#### Written instruction 1:
In the records below, rewrite as a numbered list the lines from the one containing "run-cell: [517, 620, 537, 642]" up to and including the one containing "score-cell: [85, 746, 104, 787]", leaving out any blank lines.
####
Reverse Crowdsourcing: How Millennials are using brands to make sustainability happen

by Sep 14, 2017

Millennials are savvy. They get how the world works. Shelton Group’s latest special report explains how the most sustainably minded generation can also be one of the least likely to participate in simple daily actions that promote sustainability.

Since they represent the largest living generation of Americans (estimated at 29% according to the Census Bureau), any discussion of Millennials runs the risk of over-simplifying and under-rating them. How do you accurately generalize about such a big proportion of the population?

Millennials may puzzle previous generations, but here at Shelton Group, we recognize Millennials as being much like other generations, just with better tech and maybe a little more moxie. Millennials were lucky enough to be born at a point in history when science and technology transformed everyday society. Remember when phones went to a building instead of a person? For Millennials, cell phones have always reached people, not places. Millennials’ ever-present tech, from cell phones to social media, has allowed them to do what every generation has wanted to do: expand connections with others.

In our most recent study, Millennial Pulse, we see that Millennials are leveraging their resources in a way that may surprise you. In short …

You may think you’re crowdsourcing their intellects or their ideas, but did you realize Millennials are crowdsourcing you?
####
#### Written instruction 2:
Reproduce the passage of the article above on Millennials and sustainability from "by Sep 14, 2017" up to and including "that promote sustainability.", word for word.

#### Data shown:
####
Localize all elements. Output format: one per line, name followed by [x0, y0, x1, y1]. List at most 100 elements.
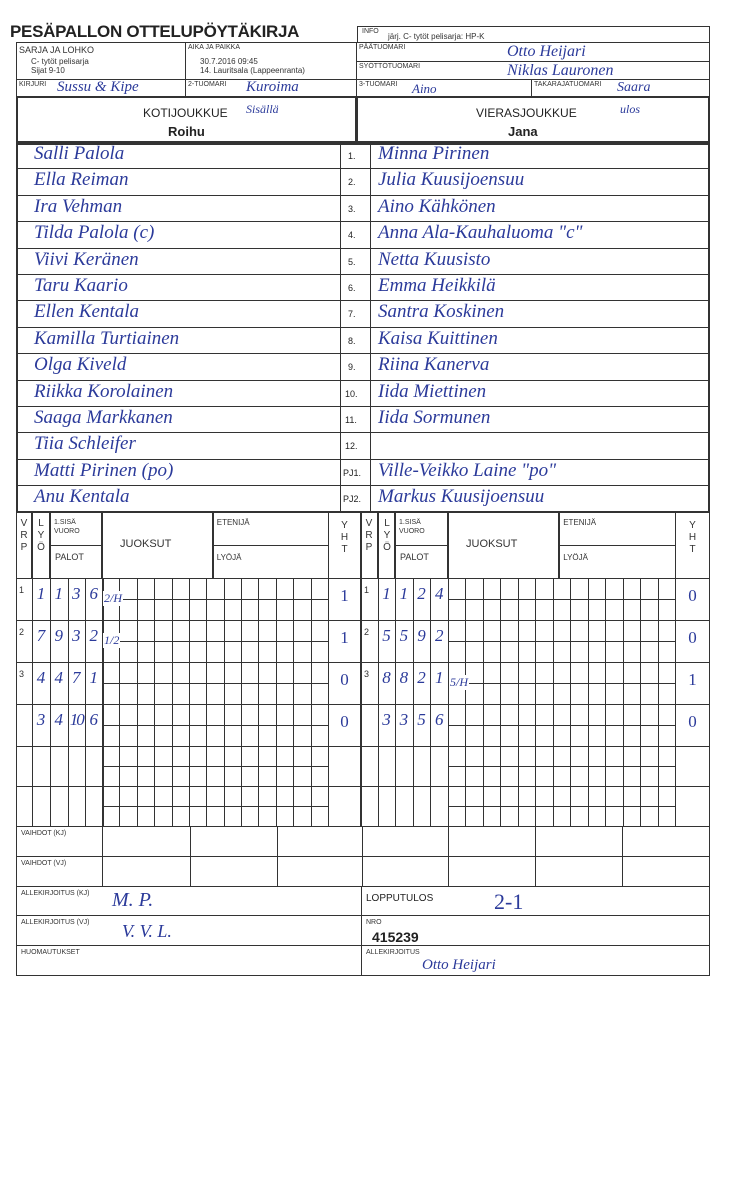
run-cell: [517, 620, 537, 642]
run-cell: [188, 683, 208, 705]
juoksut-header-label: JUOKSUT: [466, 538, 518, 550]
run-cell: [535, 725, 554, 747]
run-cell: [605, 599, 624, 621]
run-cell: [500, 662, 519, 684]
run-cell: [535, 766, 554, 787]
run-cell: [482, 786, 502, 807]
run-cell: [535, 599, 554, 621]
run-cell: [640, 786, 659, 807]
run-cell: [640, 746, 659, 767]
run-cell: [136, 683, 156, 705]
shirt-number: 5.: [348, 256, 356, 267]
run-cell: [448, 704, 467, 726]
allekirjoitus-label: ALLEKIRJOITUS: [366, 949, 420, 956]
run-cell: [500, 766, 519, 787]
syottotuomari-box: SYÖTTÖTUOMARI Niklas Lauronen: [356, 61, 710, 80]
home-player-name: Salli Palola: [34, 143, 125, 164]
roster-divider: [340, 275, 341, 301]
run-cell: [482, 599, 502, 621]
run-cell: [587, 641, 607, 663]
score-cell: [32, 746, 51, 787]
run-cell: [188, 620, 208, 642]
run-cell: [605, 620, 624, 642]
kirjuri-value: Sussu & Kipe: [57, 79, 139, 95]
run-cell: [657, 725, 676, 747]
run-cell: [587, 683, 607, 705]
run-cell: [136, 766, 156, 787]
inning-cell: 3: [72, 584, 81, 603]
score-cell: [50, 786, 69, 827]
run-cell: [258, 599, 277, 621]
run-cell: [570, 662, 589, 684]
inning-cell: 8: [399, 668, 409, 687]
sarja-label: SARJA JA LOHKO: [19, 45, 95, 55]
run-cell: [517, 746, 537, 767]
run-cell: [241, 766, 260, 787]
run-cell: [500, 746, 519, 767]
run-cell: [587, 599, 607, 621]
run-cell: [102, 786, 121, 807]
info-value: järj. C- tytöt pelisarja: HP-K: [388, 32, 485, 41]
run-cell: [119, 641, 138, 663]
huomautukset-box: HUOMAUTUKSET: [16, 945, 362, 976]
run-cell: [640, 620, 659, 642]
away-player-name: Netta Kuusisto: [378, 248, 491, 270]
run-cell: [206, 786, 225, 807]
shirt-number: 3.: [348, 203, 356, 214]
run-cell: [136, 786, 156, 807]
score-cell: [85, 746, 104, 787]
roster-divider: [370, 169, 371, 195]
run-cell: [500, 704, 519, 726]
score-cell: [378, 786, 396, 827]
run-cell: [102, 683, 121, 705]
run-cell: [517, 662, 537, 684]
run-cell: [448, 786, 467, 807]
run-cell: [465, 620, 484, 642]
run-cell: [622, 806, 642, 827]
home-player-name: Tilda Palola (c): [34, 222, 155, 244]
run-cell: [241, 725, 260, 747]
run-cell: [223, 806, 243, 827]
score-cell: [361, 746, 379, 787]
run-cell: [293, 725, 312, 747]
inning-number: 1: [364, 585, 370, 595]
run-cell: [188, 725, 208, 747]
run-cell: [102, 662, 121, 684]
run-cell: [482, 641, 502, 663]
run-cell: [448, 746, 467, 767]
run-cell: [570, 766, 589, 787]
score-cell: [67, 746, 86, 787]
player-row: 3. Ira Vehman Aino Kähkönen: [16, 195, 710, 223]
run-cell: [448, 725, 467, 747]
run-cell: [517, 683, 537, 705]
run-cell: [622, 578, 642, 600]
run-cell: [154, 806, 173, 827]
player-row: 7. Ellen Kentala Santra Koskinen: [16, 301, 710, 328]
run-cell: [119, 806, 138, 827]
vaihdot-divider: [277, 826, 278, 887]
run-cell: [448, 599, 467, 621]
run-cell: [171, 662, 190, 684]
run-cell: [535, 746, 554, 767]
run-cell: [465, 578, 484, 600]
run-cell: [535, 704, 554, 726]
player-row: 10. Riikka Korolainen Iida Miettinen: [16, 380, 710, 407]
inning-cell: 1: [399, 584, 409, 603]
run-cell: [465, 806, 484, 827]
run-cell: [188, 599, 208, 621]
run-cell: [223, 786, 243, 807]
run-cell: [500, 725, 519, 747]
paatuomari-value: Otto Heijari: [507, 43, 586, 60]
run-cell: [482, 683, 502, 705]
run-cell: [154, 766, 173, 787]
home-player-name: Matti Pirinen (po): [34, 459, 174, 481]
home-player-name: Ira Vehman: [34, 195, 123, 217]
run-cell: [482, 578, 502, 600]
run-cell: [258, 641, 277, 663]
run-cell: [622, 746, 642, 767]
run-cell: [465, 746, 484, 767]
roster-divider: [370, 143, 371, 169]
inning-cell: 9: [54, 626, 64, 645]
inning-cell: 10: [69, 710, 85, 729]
####
#### Full answer 1:
1. run-cell: [517, 620, 537, 642]
2. run-cell: [188, 683, 208, 705]
3. juoksut-header-label: JUOKSUT: [466, 538, 518, 550]
4. run-cell: [535, 725, 554, 747]
5. run-cell: [605, 599, 624, 621]
6. run-cell: [500, 662, 519, 684]
7. run-cell: [535, 766, 554, 787]
8. run-cell: [482, 786, 502, 807]
9. run-cell: [535, 599, 554, 621]
10. run-cell: [640, 786, 659, 807]
11. run-cell: [640, 746, 659, 767]
12. run-cell: [136, 683, 156, 705]
13. shirt-number: 5.: [348, 256, 356, 267]
14. run-cell: [448, 704, 467, 726]
15. allekirjoitus-label: ALLEKIRJOITUS: [366, 949, 420, 956]
16. run-cell: [500, 766, 519, 787]
17. syottotuomari-box: SYÖTTÖTUOMARI Niklas Lauronen: [356, 61, 710, 80]
18. home-player-name: Salli Palola: [34, 143, 125, 164]
19. roster-divider: [340, 275, 341, 301]
20. run-cell: [482, 599, 502, 621]
21. run-cell: [587, 641, 607, 663]
22. score-cell: [32, 746, 51, 787]
23. run-cell: [188, 620, 208, 642]
24. run-cell: [605, 620, 624, 642]
25. kirjuri-value: Sussu & Kipe: [57, 79, 139, 95]
26. run-cell: [657, 725, 676, 747]
27. run-cell: [587, 683, 607, 705]
28. run-cell: [136, 766, 156, 787]
29. inning-cell: 3: [72, 584, 81, 603]
30. score-cell: [50, 786, 69, 827]
31. run-cell: [258, 599, 277, 621]
32. run-cell: [570, 662, 589, 684]
33. inning-cell: 8: [399, 668, 409, 687]
34. sarja-label: SARJA JA LOHKO: [19, 45, 95, 55]
35. run-cell: [517, 746, 537, 767]
36. run-cell: [241, 766, 260, 787]
37. run-cell: [500, 746, 519, 767]
38. run-cell: [587, 599, 607, 621]
39. run-cell: [102, 786, 121, 807]
40. info-value: järj. C- tytöt pelisarja: HP-K: [388, 32, 485, 41]
41. run-cell: [119, 641, 138, 663]
42. huomautukset-box: HUOMAUTUKSET: [16, 945, 362, 976]
43. run-cell: [640, 620, 659, 642]
44. away-player-name: Netta Kuusisto: [378, 248, 491, 270]
45. run-cell: [206, 786, 225, 807]
46. shirt-number: 3.: [348, 203, 356, 214]
47. run-cell: [136, 786, 156, 807]
48. score-cell: [85, 746, 104, 787]

#### Full answer 2:
by Sep 14, 2017

Millennials are savvy. They get how the world works. Shelton Group’s latest special report explains how the most sustainably minded generation can also be one of the least likely to participate in simple daily actions that promote sustainability.